### Extracted information

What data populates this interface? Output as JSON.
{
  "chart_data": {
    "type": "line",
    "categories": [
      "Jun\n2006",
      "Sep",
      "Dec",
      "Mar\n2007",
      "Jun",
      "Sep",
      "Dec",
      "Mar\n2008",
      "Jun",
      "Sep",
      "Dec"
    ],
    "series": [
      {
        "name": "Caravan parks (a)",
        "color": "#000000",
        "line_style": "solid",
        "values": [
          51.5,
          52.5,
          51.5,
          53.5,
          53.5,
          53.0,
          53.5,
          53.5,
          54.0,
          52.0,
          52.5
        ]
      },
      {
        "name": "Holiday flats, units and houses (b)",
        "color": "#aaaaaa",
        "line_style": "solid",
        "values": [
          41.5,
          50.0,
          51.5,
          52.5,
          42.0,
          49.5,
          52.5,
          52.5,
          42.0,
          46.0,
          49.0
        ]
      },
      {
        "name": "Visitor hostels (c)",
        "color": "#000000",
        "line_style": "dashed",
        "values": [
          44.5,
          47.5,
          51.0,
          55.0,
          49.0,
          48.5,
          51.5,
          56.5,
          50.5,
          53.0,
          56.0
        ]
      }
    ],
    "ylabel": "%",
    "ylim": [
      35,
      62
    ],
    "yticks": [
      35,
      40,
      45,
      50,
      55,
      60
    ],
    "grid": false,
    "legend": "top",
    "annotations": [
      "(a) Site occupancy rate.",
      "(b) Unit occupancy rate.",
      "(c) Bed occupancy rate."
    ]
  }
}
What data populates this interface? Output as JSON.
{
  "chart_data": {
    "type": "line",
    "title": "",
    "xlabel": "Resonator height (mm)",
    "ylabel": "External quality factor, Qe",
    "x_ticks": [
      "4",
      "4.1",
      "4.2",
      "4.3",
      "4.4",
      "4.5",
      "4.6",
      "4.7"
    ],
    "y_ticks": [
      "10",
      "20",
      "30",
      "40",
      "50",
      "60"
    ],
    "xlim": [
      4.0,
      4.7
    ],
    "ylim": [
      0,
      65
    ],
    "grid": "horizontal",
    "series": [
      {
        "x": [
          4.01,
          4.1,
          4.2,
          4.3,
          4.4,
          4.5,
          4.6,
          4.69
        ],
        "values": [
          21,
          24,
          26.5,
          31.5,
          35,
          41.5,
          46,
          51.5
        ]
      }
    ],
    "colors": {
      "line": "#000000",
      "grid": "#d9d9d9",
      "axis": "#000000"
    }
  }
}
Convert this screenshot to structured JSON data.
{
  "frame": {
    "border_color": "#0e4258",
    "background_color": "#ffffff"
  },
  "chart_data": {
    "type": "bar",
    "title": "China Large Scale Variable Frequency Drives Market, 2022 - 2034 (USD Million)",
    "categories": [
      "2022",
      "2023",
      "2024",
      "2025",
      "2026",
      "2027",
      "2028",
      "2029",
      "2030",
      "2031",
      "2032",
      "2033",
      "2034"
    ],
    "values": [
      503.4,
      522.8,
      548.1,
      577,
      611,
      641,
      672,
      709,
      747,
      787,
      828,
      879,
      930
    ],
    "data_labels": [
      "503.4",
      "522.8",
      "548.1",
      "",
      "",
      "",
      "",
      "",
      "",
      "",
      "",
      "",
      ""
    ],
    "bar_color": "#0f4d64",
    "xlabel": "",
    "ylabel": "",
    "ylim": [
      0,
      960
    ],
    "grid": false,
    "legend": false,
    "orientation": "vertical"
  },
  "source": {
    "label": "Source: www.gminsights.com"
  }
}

######

#### [What you need to do]
Search the data above for the string "ylabel" and copy each line that has it.

#### [Solved problem]
    "ylabel": "%",
    "ylabel": "External quality factor, Qe",
    "ylabel": "",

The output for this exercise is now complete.